(Beginning of SOURCE PASSAGE)

Nathan Wicht

Personal information
- Full name: Nathan Gilbert Eric Wicht
- Date of birth: 20 February 2004 (age 22)
- Place of birth: Zürich, Switzerland
- Height: 1.85 m (6 ft 1 in)
- Position: Midfielder

Team information
- Current team: Hertha Zehlendorf
- Number: 8

Youth career
- 2015–2016: SpVgg Unterhaching
- 2016–: 1860 Munich

Senior career*
- Years: Team / Apps / (Gls)
- 2021–2023: 1860 Munich II / 12 / (1)
- 2021–2023: 1860 Munich / 3 / (0)
- 2023–2025: Luzern U21 / 44 / (0)
- 2025–: Hertha Zehlendorf / 29 / (1)

International career^{‡}
- 2019: Switzerland U15 / 4 / (2)
- 2019: Switzerland U16 / 4 / (0)
- 2021–2022: Switzerland U18 / 5 / (0)
- 2022: Switzerland U19 / 3 / (0)

= Nathan Wicht =

Swiss footballer (born 2004)

Nathan Gilbert Eric Wicht (born 20 February 2004) is a Swiss professional footballer who plays as a midfielder for Hertha Zehlendorf.

==Club career==
Born in Zürich, Wicht played for SpVgg Unterhaching before joining 1860 Munich's academy in 2016. In summer 2021, he signed his first professional contract with the club. He made his senior debut on 24 August 2021 as a late substitute in a 3–0 win over Viktoria Köln.

==International career==
Wicht has represented Switzerland at under-15, under-16 and under-18.

(End of SOURCE PASSAGE)

**ASSIGNED TASK**
In the Nathan Wicht article, which team did Wicht face in his senior debut?

(Beginning of DATASET EXCERPTS)

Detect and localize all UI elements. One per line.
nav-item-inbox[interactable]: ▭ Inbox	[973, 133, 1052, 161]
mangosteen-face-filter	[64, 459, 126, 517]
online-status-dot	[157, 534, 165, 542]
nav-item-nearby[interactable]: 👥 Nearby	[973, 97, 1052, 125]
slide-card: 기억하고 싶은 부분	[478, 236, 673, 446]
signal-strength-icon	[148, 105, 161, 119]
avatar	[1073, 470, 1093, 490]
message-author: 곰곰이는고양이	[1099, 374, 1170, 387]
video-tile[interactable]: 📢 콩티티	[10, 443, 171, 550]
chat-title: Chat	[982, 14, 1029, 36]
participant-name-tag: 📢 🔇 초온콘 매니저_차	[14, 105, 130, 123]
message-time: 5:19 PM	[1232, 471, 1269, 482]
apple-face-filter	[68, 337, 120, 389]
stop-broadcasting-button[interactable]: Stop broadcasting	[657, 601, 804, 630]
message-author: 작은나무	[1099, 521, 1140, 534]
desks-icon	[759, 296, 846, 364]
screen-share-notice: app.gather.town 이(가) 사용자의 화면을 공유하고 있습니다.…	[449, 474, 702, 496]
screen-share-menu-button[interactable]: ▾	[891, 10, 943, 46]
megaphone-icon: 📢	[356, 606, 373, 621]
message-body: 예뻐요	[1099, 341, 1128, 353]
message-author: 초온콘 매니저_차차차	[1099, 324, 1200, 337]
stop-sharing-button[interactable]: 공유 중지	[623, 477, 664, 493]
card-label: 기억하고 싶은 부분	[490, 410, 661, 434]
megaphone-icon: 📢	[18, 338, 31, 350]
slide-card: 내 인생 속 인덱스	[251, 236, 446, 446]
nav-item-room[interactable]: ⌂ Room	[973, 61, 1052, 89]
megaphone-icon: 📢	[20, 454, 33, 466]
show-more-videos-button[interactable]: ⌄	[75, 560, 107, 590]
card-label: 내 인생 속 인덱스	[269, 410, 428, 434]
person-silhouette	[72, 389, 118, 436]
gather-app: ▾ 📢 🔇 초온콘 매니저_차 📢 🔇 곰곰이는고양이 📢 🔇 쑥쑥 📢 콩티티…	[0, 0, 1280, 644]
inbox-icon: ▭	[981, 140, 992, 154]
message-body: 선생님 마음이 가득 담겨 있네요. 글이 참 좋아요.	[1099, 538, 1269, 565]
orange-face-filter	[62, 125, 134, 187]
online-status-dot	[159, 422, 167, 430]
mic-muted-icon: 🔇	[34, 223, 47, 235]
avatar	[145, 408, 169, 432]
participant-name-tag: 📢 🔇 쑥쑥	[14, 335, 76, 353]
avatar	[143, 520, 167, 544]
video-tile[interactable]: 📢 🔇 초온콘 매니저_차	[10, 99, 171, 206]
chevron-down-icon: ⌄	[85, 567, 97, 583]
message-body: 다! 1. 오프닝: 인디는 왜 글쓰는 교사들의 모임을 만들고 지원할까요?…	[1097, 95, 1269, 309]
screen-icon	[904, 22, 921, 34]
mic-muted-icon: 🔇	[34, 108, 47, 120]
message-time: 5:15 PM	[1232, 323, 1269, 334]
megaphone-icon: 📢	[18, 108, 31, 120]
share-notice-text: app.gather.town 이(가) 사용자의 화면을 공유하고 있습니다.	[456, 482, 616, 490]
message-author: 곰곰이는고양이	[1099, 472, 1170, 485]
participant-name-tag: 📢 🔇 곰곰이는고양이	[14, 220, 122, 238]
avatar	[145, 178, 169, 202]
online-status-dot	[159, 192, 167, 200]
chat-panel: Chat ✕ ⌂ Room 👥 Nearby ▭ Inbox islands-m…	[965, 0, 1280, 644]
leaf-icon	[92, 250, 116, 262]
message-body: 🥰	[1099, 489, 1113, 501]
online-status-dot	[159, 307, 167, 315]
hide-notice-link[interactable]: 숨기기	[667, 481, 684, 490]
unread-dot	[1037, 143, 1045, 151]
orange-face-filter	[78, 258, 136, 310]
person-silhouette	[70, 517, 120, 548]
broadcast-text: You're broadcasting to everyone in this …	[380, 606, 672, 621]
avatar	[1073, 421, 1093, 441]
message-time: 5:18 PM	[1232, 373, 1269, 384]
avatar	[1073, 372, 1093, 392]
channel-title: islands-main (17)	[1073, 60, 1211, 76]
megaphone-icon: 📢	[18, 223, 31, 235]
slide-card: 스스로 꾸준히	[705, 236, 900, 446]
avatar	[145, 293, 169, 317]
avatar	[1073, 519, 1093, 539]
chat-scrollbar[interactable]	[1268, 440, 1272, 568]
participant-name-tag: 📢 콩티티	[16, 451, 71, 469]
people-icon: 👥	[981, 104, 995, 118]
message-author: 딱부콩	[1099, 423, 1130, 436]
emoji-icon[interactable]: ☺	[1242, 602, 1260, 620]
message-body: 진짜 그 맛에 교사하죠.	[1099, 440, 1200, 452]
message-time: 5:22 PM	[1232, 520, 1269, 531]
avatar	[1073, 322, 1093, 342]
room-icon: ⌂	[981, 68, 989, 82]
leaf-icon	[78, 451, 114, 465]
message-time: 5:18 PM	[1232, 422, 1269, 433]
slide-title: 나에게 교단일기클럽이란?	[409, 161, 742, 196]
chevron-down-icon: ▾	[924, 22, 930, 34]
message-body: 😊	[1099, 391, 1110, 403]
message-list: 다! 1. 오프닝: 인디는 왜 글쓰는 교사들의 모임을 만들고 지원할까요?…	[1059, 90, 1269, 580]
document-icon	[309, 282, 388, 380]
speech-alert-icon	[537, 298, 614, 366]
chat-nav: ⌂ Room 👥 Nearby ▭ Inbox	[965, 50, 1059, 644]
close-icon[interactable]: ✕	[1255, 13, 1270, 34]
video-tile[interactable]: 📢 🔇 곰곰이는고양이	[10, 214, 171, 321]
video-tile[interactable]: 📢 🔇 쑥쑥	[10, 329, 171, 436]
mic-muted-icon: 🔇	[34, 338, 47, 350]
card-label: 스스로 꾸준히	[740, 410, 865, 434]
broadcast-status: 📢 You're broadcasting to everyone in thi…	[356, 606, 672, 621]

(End of DATASET EXCERPTS)

**OUTPUT FOR THIS TASK**
Viktoria Köln